**PROBLEM DETAILS:**
From the records below, extract all the text exactly and leave the images behind.

**SUPPLIED MATERIAL:**
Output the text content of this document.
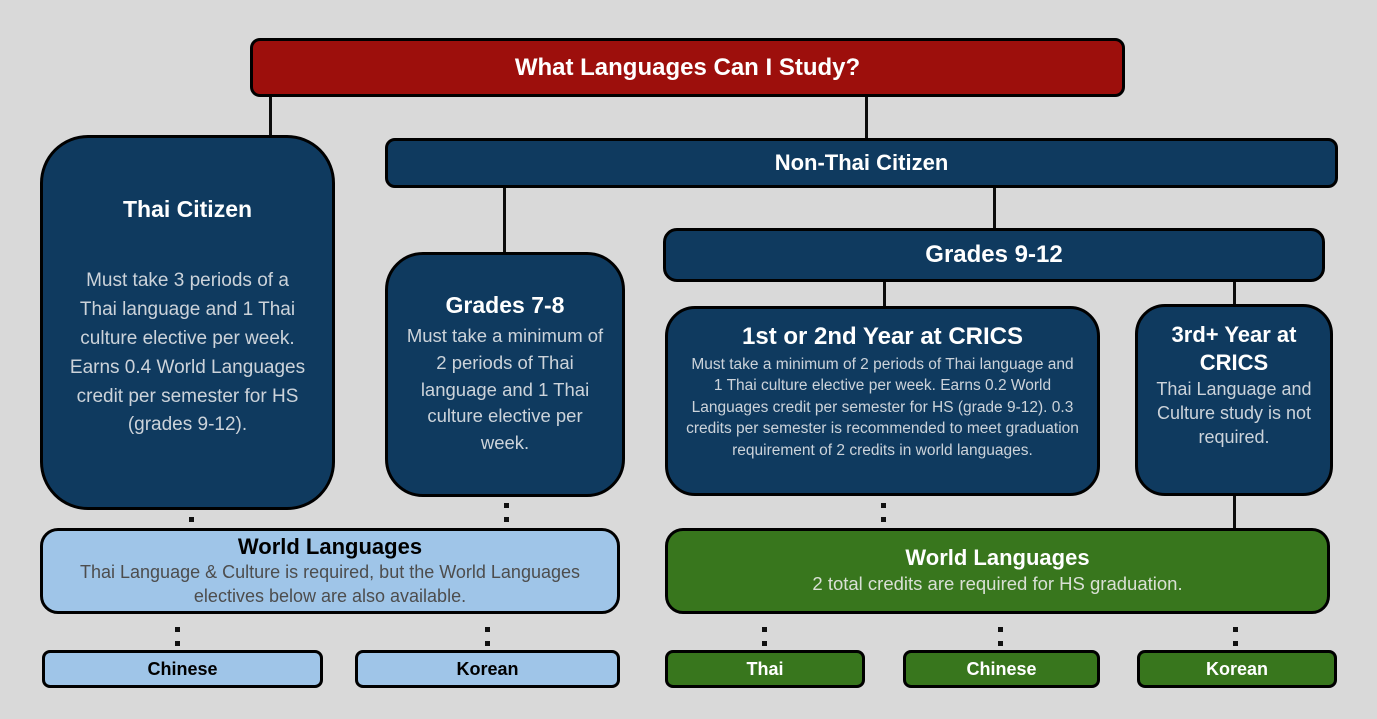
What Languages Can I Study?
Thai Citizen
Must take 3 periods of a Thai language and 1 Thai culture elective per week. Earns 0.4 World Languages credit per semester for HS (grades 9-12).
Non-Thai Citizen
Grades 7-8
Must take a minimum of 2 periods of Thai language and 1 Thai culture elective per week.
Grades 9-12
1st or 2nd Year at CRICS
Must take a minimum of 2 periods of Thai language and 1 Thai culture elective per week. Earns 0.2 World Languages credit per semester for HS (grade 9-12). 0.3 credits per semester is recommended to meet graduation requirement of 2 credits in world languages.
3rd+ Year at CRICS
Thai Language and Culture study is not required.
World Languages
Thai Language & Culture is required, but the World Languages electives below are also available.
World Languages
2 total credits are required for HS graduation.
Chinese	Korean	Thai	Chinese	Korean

**REPLY:**
Output the text content of this document.
What Languages Can I Study?
Thai Citizen
Must take 3 periods of a Thai language and 1 Thai culture elective per week. Earns 0.4 World Languages credit per semester for HS (grades 9-12).
Non-Thai Citizen
Grades 7-8
Must take a minimum of 2 periods of Thai language and 1 Thai culture elective per week.
Grades 9-12
1st or 2nd Year at CRICS
Must take a minimum of 2 periods of Thai language and 1 Thai culture elective per week. Earns 0.2 World Languages credit per semester for HS (grade 9-12). 0.3 credits per semester is recommended to meet graduation requirement of 2 credits in world languages.
3rd+ Year at CRICS
Thai Language and Culture study is not required.
World Languages
Thai Language & Culture is required, but the World Languages electives below are also available.
World Languages
2 total credits are required for HS graduation.
Chinese	Korean	Thai	Chinese	Korean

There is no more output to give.